* START Listing *

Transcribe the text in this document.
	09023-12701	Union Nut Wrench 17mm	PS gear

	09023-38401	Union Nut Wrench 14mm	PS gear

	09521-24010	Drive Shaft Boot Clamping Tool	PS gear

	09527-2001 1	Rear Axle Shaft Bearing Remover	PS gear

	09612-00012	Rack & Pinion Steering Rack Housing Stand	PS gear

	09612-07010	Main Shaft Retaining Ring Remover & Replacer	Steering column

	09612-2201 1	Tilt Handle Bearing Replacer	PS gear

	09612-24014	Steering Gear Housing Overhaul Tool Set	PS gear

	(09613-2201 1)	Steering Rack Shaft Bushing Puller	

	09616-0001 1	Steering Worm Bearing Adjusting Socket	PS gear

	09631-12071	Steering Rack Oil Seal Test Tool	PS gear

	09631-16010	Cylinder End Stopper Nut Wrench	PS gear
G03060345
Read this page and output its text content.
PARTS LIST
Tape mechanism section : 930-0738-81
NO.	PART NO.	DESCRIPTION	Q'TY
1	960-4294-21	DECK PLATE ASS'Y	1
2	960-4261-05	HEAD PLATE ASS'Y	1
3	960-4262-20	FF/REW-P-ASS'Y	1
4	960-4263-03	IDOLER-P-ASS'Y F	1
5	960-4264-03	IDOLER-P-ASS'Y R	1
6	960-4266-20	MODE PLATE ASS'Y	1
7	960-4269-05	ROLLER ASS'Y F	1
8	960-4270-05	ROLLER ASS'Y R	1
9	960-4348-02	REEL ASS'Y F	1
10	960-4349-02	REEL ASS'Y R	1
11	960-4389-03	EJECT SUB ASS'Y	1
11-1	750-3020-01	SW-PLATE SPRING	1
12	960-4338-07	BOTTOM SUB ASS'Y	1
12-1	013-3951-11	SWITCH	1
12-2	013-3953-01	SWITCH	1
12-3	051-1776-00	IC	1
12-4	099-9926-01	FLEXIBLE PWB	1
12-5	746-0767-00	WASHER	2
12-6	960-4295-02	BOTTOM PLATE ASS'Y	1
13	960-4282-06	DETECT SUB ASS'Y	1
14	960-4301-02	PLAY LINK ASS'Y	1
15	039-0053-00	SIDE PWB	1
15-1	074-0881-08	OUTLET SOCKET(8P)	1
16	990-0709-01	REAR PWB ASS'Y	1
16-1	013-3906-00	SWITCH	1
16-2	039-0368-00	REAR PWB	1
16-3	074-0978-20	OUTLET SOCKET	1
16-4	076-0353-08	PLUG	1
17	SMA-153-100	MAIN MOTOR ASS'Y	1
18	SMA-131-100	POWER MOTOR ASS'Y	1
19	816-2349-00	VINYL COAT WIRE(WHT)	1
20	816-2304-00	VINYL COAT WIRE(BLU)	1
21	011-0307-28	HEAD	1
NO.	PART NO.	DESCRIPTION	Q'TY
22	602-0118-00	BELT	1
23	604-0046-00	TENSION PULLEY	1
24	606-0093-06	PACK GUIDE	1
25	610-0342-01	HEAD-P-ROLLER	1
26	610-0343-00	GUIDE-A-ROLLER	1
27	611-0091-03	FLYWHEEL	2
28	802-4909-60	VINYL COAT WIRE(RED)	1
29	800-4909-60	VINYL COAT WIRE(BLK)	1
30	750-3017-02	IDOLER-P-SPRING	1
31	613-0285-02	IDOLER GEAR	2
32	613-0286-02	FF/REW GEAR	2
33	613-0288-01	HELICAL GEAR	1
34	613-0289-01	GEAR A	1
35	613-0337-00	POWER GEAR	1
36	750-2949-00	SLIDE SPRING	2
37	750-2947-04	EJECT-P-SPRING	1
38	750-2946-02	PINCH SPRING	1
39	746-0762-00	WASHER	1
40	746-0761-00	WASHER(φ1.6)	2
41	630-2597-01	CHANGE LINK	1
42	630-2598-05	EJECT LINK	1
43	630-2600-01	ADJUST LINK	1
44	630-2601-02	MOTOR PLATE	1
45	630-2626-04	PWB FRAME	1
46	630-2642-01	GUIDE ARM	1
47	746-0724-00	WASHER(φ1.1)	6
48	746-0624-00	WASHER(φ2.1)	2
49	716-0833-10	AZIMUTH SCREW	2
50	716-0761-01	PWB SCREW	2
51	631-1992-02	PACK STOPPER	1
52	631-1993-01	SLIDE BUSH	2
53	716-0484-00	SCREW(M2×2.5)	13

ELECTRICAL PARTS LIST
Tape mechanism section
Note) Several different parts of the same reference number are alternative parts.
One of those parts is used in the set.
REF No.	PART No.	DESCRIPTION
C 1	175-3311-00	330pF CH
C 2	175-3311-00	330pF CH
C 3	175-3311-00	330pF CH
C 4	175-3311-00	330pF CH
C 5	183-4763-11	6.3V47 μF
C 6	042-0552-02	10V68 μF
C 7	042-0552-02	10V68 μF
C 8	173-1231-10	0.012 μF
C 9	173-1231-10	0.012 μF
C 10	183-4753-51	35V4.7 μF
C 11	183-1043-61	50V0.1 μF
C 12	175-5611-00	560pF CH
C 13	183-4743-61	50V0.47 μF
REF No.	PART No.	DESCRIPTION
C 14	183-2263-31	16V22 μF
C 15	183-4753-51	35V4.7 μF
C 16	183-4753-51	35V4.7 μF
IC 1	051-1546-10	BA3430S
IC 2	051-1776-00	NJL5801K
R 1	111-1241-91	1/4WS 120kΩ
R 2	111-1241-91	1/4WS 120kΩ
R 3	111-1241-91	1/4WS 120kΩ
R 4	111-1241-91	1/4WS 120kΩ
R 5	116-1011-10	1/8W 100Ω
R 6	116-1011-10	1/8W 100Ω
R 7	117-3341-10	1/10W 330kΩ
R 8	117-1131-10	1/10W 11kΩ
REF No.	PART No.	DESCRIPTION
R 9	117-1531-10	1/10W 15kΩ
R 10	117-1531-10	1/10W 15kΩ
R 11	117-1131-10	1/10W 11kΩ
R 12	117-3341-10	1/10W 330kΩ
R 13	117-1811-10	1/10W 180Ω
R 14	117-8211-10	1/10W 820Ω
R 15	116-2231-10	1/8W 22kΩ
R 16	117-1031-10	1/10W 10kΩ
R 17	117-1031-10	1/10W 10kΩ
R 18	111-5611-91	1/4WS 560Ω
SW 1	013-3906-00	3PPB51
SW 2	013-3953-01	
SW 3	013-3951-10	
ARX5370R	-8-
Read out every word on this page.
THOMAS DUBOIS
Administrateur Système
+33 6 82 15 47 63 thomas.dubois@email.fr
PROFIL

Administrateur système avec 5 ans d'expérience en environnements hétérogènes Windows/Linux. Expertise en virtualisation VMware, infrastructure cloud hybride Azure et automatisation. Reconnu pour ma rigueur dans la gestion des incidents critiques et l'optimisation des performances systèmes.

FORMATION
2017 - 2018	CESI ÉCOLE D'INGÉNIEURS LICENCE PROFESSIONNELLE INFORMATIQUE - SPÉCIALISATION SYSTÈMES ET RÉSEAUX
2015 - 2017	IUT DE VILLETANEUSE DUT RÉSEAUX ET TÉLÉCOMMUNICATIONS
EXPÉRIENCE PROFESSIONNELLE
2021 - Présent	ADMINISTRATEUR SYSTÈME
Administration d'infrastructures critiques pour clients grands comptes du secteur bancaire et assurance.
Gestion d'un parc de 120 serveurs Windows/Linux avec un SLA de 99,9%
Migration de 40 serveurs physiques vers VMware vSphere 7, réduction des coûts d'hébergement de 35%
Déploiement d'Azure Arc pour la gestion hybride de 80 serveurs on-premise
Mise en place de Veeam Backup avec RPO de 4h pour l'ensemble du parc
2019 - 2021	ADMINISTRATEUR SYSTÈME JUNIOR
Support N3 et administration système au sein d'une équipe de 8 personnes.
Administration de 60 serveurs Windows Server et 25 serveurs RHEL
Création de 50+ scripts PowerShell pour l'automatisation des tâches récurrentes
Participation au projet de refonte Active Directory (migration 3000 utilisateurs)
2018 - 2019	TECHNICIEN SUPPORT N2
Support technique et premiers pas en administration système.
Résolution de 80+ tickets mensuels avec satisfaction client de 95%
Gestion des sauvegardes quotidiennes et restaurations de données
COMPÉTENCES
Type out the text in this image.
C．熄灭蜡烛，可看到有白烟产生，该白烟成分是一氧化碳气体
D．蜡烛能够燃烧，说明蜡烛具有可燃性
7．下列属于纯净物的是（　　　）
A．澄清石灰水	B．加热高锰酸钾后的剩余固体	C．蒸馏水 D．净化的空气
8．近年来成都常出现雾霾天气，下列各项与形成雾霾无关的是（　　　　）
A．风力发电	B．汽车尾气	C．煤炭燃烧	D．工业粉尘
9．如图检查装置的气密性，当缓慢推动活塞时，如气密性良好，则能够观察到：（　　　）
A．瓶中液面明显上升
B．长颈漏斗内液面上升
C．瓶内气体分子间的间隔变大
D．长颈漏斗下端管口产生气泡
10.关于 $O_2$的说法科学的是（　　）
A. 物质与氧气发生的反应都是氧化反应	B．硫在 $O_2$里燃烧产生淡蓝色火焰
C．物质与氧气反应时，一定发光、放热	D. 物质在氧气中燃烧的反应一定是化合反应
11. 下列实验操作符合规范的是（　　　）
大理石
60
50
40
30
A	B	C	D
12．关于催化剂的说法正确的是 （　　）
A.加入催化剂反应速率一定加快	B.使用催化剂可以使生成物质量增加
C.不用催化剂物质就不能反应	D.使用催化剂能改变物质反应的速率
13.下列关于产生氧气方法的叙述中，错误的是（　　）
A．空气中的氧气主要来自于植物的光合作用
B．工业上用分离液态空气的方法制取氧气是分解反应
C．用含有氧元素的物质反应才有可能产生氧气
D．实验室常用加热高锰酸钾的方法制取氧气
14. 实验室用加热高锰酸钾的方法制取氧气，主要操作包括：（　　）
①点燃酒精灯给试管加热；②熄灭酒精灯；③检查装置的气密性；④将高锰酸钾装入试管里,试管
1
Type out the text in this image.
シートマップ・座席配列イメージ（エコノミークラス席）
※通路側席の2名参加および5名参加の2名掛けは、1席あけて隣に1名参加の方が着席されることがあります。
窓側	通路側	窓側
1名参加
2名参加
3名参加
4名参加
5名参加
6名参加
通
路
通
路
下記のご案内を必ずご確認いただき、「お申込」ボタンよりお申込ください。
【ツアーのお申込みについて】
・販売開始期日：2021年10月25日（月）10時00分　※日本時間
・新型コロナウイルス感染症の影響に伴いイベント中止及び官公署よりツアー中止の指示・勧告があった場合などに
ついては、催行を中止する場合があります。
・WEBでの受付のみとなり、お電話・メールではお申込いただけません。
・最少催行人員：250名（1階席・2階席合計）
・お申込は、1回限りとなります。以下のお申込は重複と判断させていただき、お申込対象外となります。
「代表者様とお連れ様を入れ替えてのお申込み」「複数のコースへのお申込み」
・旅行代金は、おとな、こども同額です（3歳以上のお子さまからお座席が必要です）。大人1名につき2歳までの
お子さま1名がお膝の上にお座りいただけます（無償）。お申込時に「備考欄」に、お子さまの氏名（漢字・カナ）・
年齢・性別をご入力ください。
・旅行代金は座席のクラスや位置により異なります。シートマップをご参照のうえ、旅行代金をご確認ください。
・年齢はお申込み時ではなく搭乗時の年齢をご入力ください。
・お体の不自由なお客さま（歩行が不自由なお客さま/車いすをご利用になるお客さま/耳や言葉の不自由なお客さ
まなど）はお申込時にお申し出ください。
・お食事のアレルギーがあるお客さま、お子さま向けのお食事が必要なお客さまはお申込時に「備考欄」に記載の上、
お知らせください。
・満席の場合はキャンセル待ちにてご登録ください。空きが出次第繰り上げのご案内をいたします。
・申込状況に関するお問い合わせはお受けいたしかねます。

* END Listing *

### What to produce
Give the count of lines holding the word "Read", with no other words.

### Written answer
2